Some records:
▬▬▬▬▬▬▬▬▬▬

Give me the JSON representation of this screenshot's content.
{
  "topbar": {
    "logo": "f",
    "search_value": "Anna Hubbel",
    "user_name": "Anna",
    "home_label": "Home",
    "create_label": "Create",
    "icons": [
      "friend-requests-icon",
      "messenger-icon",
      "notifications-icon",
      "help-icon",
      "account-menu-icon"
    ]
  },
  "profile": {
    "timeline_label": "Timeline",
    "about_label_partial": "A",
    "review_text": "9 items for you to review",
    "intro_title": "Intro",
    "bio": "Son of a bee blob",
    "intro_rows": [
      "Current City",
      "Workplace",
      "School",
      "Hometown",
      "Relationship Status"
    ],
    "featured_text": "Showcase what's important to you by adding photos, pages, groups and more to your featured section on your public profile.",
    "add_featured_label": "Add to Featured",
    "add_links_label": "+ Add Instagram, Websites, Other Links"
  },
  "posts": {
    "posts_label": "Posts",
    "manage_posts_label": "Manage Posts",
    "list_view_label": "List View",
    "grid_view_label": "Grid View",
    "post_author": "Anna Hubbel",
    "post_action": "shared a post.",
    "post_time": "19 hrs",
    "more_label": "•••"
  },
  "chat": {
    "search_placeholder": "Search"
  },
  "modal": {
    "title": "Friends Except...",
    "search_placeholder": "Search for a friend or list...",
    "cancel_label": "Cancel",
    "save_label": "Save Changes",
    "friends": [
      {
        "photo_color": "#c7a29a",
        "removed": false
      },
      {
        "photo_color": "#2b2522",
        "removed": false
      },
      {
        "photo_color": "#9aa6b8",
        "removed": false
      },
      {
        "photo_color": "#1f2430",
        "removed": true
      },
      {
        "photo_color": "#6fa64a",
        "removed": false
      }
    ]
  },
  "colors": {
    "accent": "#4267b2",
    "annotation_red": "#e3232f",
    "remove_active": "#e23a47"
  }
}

▬▬▬▬▬▬▬▬▬▬

Exercise aim:
Gather, from the listing above, every line carrying the word "profile".

The answer:
  "profile": {
    "featured_text": "Showcase what's important to you by adding photos, pages, groups and more to your featured section on your public profile.",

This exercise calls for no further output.